[Excerpt from a dataset]
* Begin *

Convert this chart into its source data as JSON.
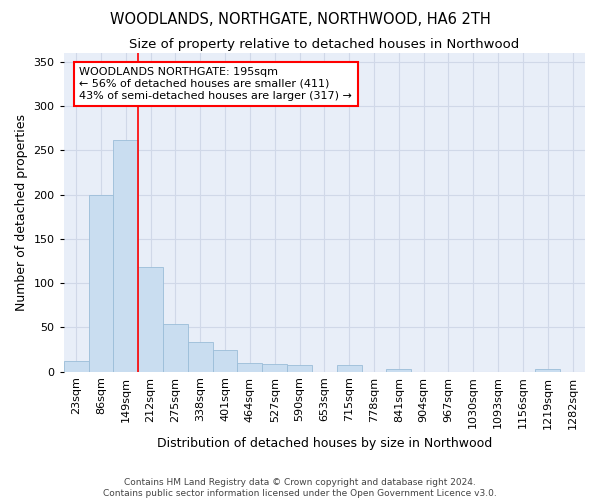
{
  "title": "WOODLANDS, NORTHGATE, NORTHWOOD, HA6 2TH",
  "subtitle": "Size of property relative to detached houses in Northwood",
  "xlabel": "Distribution of detached houses by size in Northwood",
  "ylabel": "Number of detached properties",
  "categories": [
    "23sqm",
    "86sqm",
    "149sqm",
    "212sqm",
    "275sqm",
    "338sqm",
    "401sqm",
    "464sqm",
    "527sqm",
    "590sqm",
    "653sqm",
    "715sqm",
    "778sqm",
    "841sqm",
    "904sqm",
    "967sqm",
    "1030sqm",
    "1093sqm",
    "1156sqm",
    "1219sqm",
    "1282sqm"
  ],
  "values": [
    12,
    200,
    262,
    118,
    54,
    34,
    24,
    10,
    9,
    7,
    0,
    8,
    0,
    3,
    0,
    0,
    0,
    0,
    0,
    3,
    0
  ],
  "bar_color": "#c9ddf0",
  "bar_edge_color": "#9bbdd8",
  "grid_color": "#d0d8e8",
  "background_color": "#e8eef8",
  "annotation_line1": "WOODLANDS NORTHGATE: 195sqm",
  "annotation_line2": "← 56% of detached houses are smaller (411)",
  "annotation_line3": "43% of semi-detached houses are larger (317) →",
  "red_line_x": 2.5,
  "ylim": [
    0,
    360
  ],
  "yticks": [
    0,
    50,
    100,
    150,
    200,
    250,
    300,
    350
  ],
  "footer_line1": "Contains HM Land Registry data © Crown copyright and database right 2024.",
  "footer_line2": "Contains public sector information licensed under the Open Government Licence v3.0.",
  "title_fontsize": 10.5,
  "subtitle_fontsize": 9.5,
  "ylabel_fontsize": 9,
  "xlabel_fontsize": 9,
  "tick_fontsize": 8,
  "footer_fontsize": 6.5,
  "annot_fontsize": 8
}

* End *

→ Problem details: Write out the listing word for word, omitting the pictures it holds.

→ Response below:
Convert this chart into its source data as JSON.
{
  "title": "WOODLANDS, NORTHGATE, NORTHWOOD, HA6 2TH",
  "subtitle": "Size of property relative to detached houses in Northwood",
  "xlabel": "Distribution of detached houses by size in Northwood",
  "ylabel": "Number of detached properties",
  "categories": [
    "23sqm",
    "86sqm",
    "149sqm",
    "212sqm",
    "275sqm",
    "338sqm",
    "401sqm",
    "464sqm",
    "527sqm",
    "590sqm",
    "653sqm",
    "715sqm",
    "778sqm",
    "841sqm",
    "904sqm",
    "967sqm",
    "1030sqm",
    "1093sqm",
    "1156sqm",
    "1219sqm",
    "1282sqm"
  ],
  "values": [
    12,
    200,
    262,
    118,
    54,
    34,
    24,
    10,
    9,
    7,
    0,
    8,
    0,
    3,
    0,
    0,
    0,
    0,
    0,
    3,
    0
  ],
  "bar_color": "#c9ddf0",
  "bar_edge_color": "#9bbdd8",
  "grid_color": "#d0d8e8",
  "background_color": "#e8eef8",
  "annotation_line1": "WOODLANDS NORTHGATE: 195sqm",
  "annotation_line2": "← 56% of detached houses are smaller (411)",
  "annotation_line3": "43% of semi-detached houses are larger (317) →",
  "red_line_x": 2.5,
  "ylim": [
    0,
    360
  ],
  "yticks": [
    0,
    50,
    100,
    150,
    200,
    250,
    300,
    350
  ],
  "footer_line1": "Contains HM Land Registry data © Crown copyright and database right 2024.",
  "footer_line2": "Contains public sector information licensed under the Open Government Licence v3.0.",
  "title_fontsize": 10.5,
  "subtitle_fontsize": 9.5,
  "ylabel_fontsize": 9,
  "xlabel_fontsize": 9,
  "tick_fontsize": 8,
  "footer_fontsize": 6.5,
  "annot_fontsize": 8
}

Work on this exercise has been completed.